> [Records for the exercise]:
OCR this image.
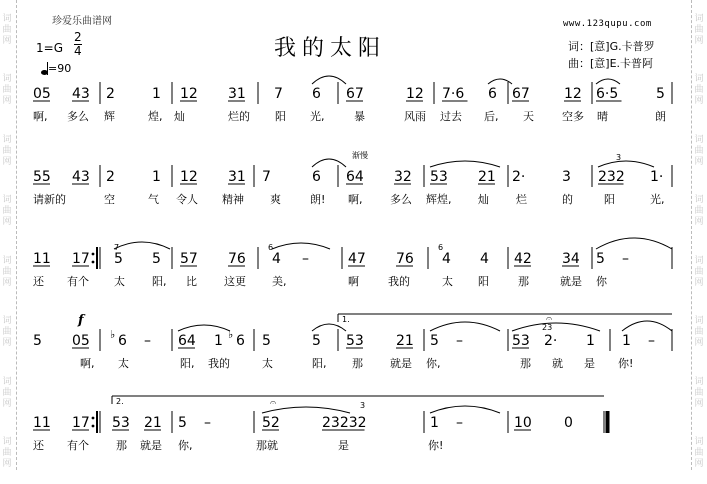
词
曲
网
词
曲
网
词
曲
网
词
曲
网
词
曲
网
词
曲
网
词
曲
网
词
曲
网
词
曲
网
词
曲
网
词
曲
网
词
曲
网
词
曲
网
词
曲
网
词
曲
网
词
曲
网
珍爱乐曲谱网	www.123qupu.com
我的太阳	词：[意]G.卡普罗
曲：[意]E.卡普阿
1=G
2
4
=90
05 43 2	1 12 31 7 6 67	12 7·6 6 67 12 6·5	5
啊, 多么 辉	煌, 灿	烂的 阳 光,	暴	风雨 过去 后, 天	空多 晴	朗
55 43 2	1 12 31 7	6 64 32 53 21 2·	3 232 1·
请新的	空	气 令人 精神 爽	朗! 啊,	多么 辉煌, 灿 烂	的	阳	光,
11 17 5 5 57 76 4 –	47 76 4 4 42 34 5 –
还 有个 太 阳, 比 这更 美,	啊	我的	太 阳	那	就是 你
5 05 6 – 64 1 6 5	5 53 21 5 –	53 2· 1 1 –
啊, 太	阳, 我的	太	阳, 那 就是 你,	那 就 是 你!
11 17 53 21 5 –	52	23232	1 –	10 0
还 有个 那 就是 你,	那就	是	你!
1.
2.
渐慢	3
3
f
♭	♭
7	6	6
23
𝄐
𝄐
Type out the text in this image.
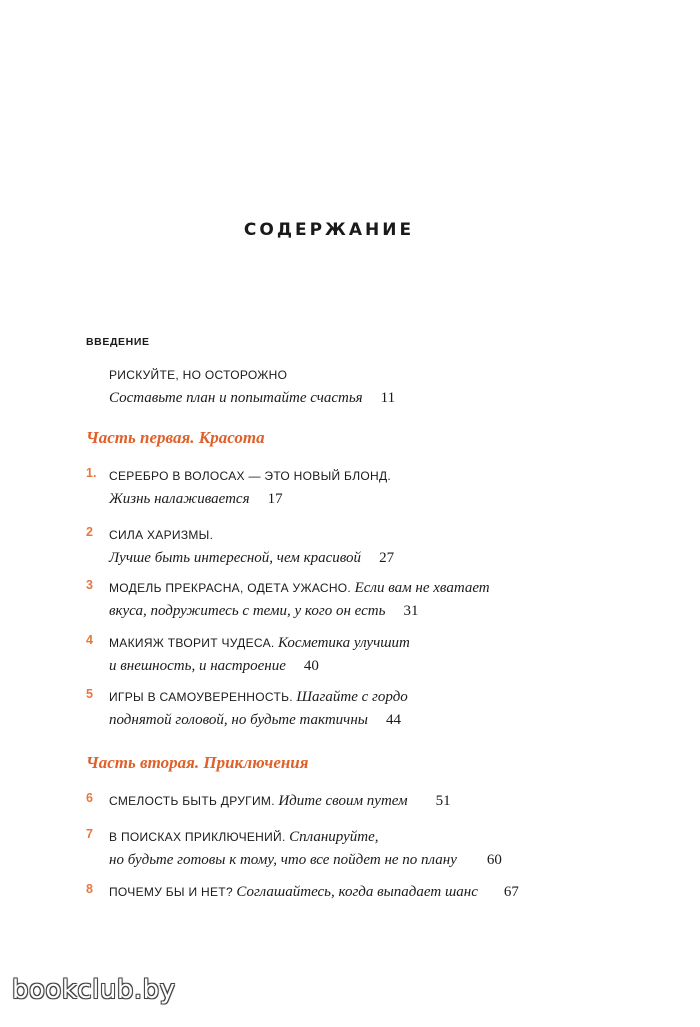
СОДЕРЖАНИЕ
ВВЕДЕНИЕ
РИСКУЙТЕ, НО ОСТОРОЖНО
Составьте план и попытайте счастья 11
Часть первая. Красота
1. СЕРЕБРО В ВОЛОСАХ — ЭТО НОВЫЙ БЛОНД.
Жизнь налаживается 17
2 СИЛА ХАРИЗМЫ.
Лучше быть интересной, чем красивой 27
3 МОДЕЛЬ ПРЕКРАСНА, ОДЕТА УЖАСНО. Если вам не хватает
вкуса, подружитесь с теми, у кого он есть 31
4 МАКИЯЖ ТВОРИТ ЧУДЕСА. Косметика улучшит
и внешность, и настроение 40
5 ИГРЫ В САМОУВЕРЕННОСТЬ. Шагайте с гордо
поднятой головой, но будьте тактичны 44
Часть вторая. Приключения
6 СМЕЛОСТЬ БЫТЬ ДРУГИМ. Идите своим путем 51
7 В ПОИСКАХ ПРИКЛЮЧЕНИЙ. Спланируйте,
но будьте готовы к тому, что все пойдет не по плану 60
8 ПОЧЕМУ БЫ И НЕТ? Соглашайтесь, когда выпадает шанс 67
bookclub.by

> [Given request]:
Write out the records above once more, word for word, with no pictures.

> [Written response]:
OCR this image.
词
曲
网
词
曲
网
词
曲
网
词
曲
网
词
曲
网
词
曲
网
词
曲
网
词
曲
网
词
曲
网
词
曲
网
词
曲
网
词
曲
网
词
曲
网
词
曲
网
词
曲
网
词
曲
网
珍爱乐曲谱网	www.123qupu.com
我的太阳	词：[意]G.卡普罗
曲：[意]E.卡普阿
1=G
2
4
=90
05 43 2	1 12 31 7 6 67	12 7·6 6 67 12 6·5	5
啊, 多么 辉	煌, 灿	烂的 阳 光,	暴	风雨 过去 后, 天	空多 晴	朗
55 43 2	1 12 31 7	6 64 32 53 21 2·	3 232 1·
请新的	空	气 令人 精神 爽	朗! 啊,	多么 辉煌, 灿 烂	的	阳	光,
11 17 5 5 57 76 4 –	47 76 4 4 42 34 5 –
还 有个 太 阳, 比 这更 美,	啊	我的	太 阳	那	就是 你
5 05 6 – 64 1 6 5	5 53 21 5 –	53 2· 1 1 –
啊, 太	阳, 我的	太	阳, 那 就是 你,	那 就 是 你!
11 17 53 21 5 –	52	23232	1 –	10 0
还 有个 那 就是 你,	那就	是	你!
1.
2.
渐慢	3
3
f
♭	♭
7	6	6
23
𝄐
𝄐
Type out the text in this image.
СОДЕРЖАНИЕ
ВВЕДЕНИЕ
РИСКУЙТЕ, НО ОСТОРОЖНО
Составьте план и попытайте счастья 11
Часть первая. Красота
1. СЕРЕБРО В ВОЛОСАХ — ЭТО НОВЫЙ БЛОНД.
Жизнь налаживается 17
2 СИЛА ХАРИЗМЫ.
Лучше быть интересной, чем красивой 27
3 МОДЕЛЬ ПРЕКРАСНА, ОДЕТА УЖАСНО. Если вам не хватает
вкуса, подружитесь с теми, у кого он есть 31
4 МАКИЯЖ ТВОРИТ ЧУДЕСА. Косметика улучшит
и внешность, и настроение 40
5 ИГРЫ В САМОУВЕРЕННОСТЬ. Шагайте с гордо
поднятой головой, но будьте тактичны 44
Часть вторая. Приключения
6 СМЕЛОСТЬ БЫТЬ ДРУГИМ. Идите своим путем 51
7 В ПОИСКАХ ПРИКЛЮЧЕНИЙ. Спланируйте,
но будьте готовы к тому, что все пойдет не по плану 60
8 ПОЧЕМУ БЫ И НЕТ? Соглашайтесь, когда выпадает шанс 67
bookclub.by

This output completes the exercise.